** BEGIN Records provided **

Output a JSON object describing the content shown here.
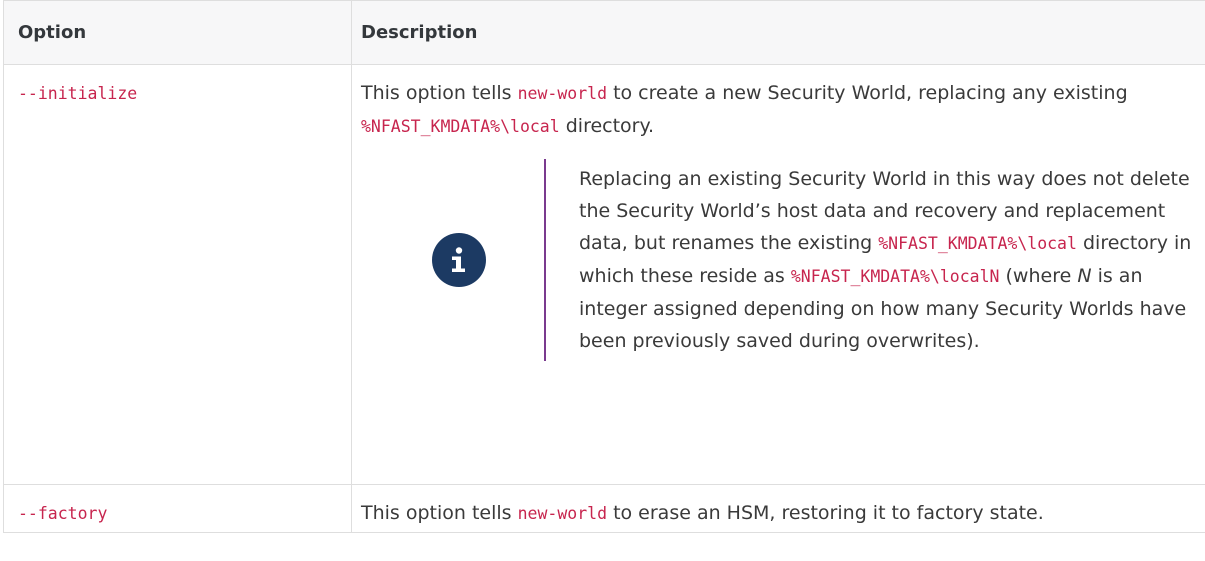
{
  "table": {
    "headers": [
      "Option",
      "Description"
    ],
    "rows": [
      {
        "option": "--initialize",
        "desc_parts": [
          "This option tells ",
          "new-world",
          " to create a new Security World, replacing any existing ",
          "%NFAST_KMDATA%\\local",
          " directory."
        ],
        "note": {
          "icon": "info-icon",
          "parts": [
            "Replacing an existing Security World in this way does not delete the Security World’s host data and recovery and replacement data, but renames the existing ",
            "%NFAST_KMDATA%\\local",
            " directory in which these reside as ",
            "%NFAST_KMDATA%\\localN",
            " (where ",
            "N",
            " is an integer assigned depending on how many Security Worlds have been previously saved during overwrites)."
          ]
        }
      },
      {
        "option": "--factory",
        "desc_parts": [
          "This option tells ",
          "new-world",
          " to erase an HSM, restoring it to factory state."
        ]
      }
    ]
  },
  "colors": {
    "code": "#c7254e",
    "note_bar": "#7a3a8e",
    "info_icon_bg": "#1c3a63",
    "header_bg": "#f7f7f8"
  }
}
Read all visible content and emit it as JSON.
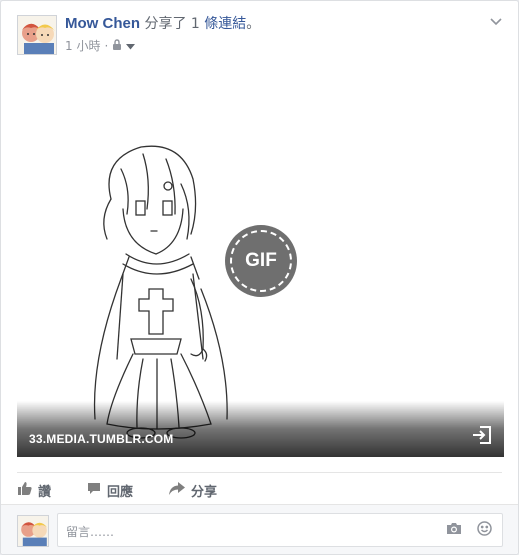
{
  "post": {
    "author": "Mow Chen",
    "action_prefix": " 分享了 ",
    "count": "1",
    "link_word": " 條連結",
    "action_suffix": "。",
    "time": "1 小時",
    "dot": "·"
  },
  "media": {
    "gif_label": "GIF",
    "domain": "33.MEDIA.TUMBLR.COM"
  },
  "actions": {
    "like": "讚",
    "comment": "回應",
    "share": "分享"
  },
  "comment": {
    "placeholder": "留言……"
  },
  "colors": {
    "author": "#365899",
    "muted": "#90949c",
    "action": "#616770"
  },
  "icons": [
    "lock-icon",
    "caret-down-icon",
    "chevron-down-icon",
    "open-external-icon",
    "like-icon",
    "comment-icon",
    "share-icon",
    "camera-icon",
    "smile-icon"
  ]
}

** END Records provided **

What you should do: Only the lines from the line with "Read all visible content and emit it as JSON." to the end of the records should be repeated, exactly and without pictures.

Complete answer:
Read all visible content and emit it as JSON.
{
  "post": {
    "author": "Mow Chen",
    "action_prefix": " 分享了 ",
    "count": "1",
    "link_word": " 條連結",
    "action_suffix": "。",
    "time": "1 小時",
    "dot": "·"
  },
  "media": {
    "gif_label": "GIF",
    "domain": "33.MEDIA.TUMBLR.COM"
  },
  "actions": {
    "like": "讚",
    "comment": "回應",
    "share": "分享"
  },
  "comment": {
    "placeholder": "留言……"
  },
  "colors": {
    "author": "#365899",
    "muted": "#90949c",
    "action": "#616770"
  },
  "icons": [
    "lock-icon",
    "caret-down-icon",
    "chevron-down-icon",
    "open-external-icon",
    "like-icon",
    "comment-icon",
    "share-icon",
    "camera-icon",
    "smile-icon"
  ]
}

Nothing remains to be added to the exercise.